Your task -
Reproduce the entries word for word, and omit any picture you find in them.

[Start Records for the exercise]

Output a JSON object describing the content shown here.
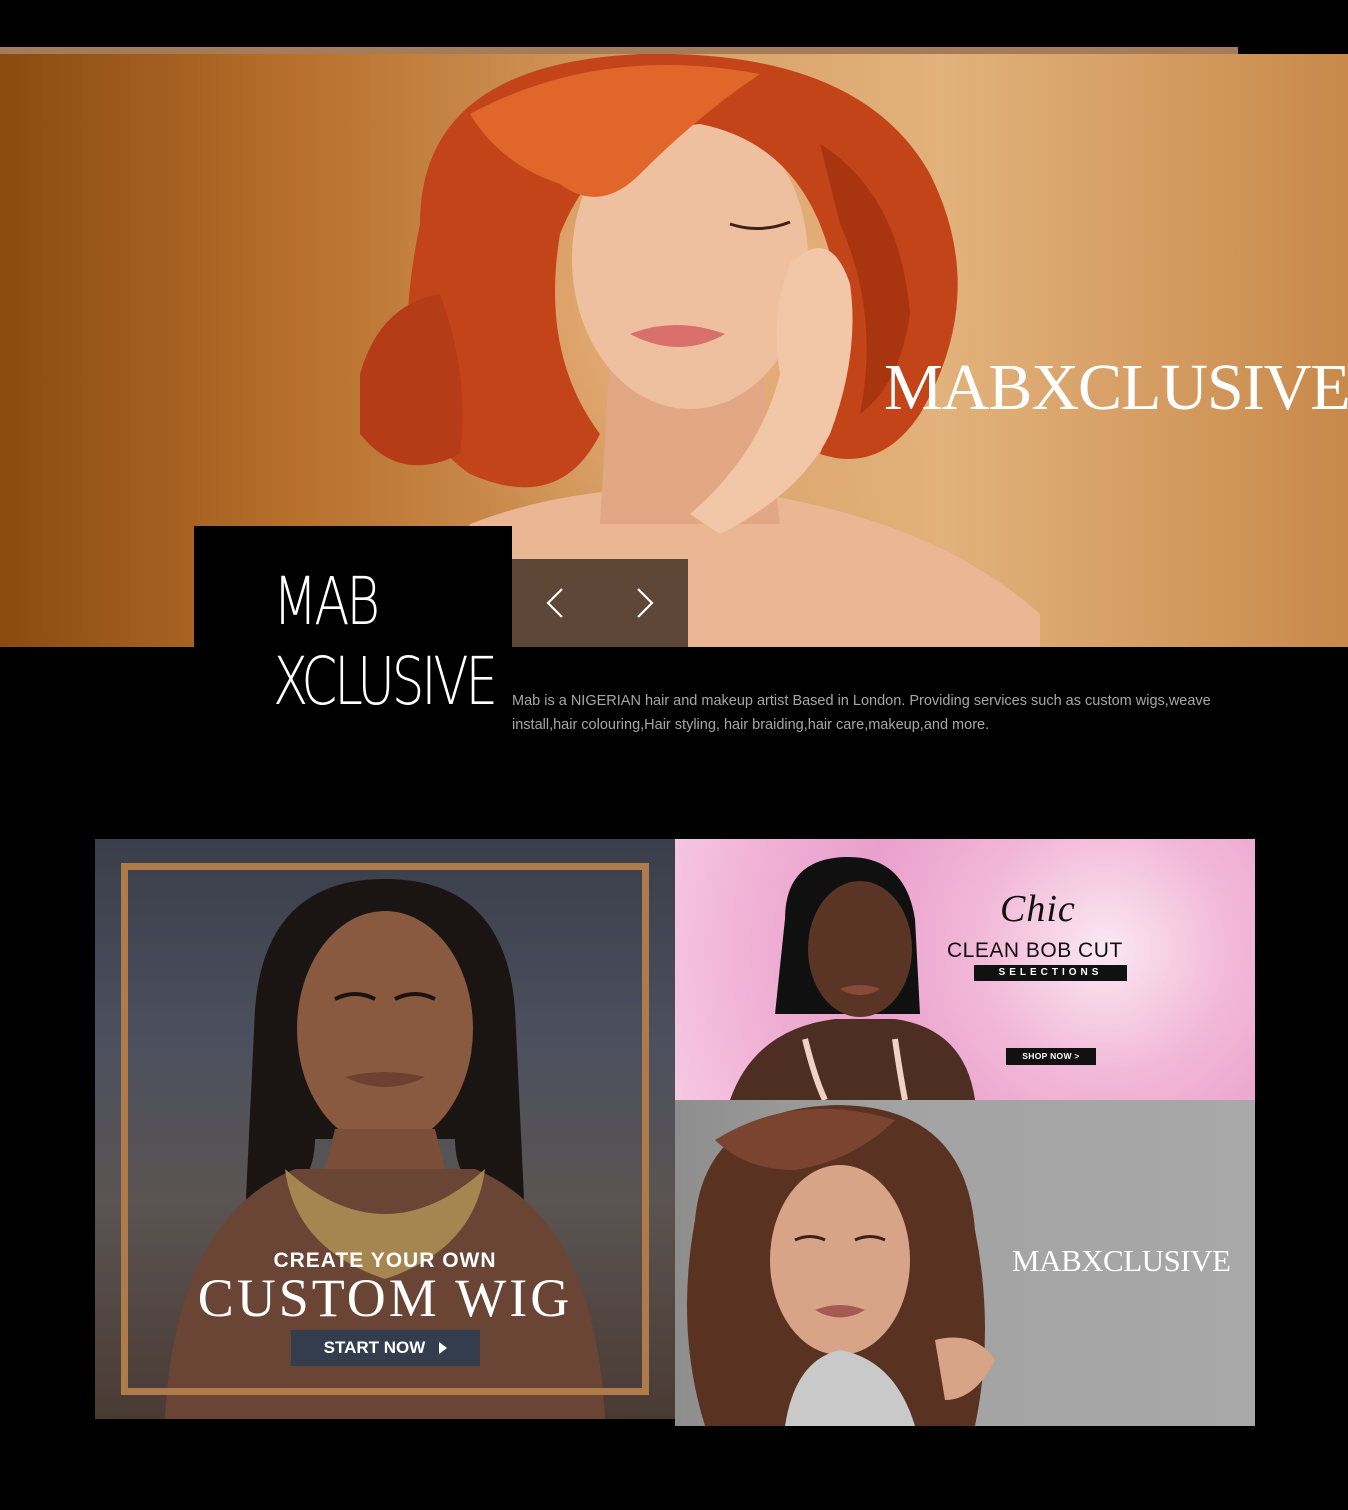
{
  "hero": {
    "brand": "MABXCLUSIVE",
    "logo": {
      "line1": "MAB",
      "line2": "XCLUSIVE"
    },
    "nav": {
      "prev_icon": "chevron-left-icon",
      "next_icon": "chevron-right-icon"
    }
  },
  "about": {
    "text": "Mab is a NIGERIAN hair and makeup artist Based in London. Providing services such as custom wigs,weave install,hair colouring,Hair styling, hair braiding,hair care,makeup,and more."
  },
  "promos": {
    "custom_wig": {
      "subtitle": "CREATE YOUR OWN",
      "title": "CUSTOM WIG",
      "button_label": "START NOW"
    },
    "bob_cut": {
      "script": "Chic",
      "title": "CLEAN BOB CUT",
      "tag": "SELECTIONS",
      "button_label": "SHOP NOW  >"
    },
    "brand_tile": {
      "brand": "MABXCLUSIVE"
    }
  },
  "colors": {
    "background": "#000000",
    "hero_accent": "#a47c5a",
    "frame_gold": "#b07b4a",
    "button_navy": "#333d4e",
    "body_text": "#a7a7a7"
  }
}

[End Records for the exercise]

Expected output -
Output a JSON object describing the content shown here.
{
  "hero": {
    "brand": "MABXCLUSIVE",
    "logo": {
      "line1": "MAB",
      "line2": "XCLUSIVE"
    },
    "nav": {
      "prev_icon": "chevron-left-icon",
      "next_icon": "chevron-right-icon"
    }
  },
  "about": {
    "text": "Mab is a NIGERIAN hair and makeup artist Based in London. Providing services such as custom wigs,weave install,hair colouring,Hair styling, hair braiding,hair care,makeup,and more."
  },
  "promos": {
    "custom_wig": {
      "subtitle": "CREATE YOUR OWN",
      "title": "CUSTOM WIG",
      "button_label": "START NOW"
    },
    "bob_cut": {
      "script": "Chic",
      "title": "CLEAN BOB CUT",
      "tag": "SELECTIONS",
      "button_label": "SHOP NOW  >"
    },
    "brand_tile": {
      "brand": "MABXCLUSIVE"
    }
  },
  "colors": {
    "background": "#000000",
    "hero_accent": "#a47c5a",
    "frame_gold": "#b07b4a",
    "button_navy": "#333d4e",
    "body_text": "#a7a7a7"
  }
}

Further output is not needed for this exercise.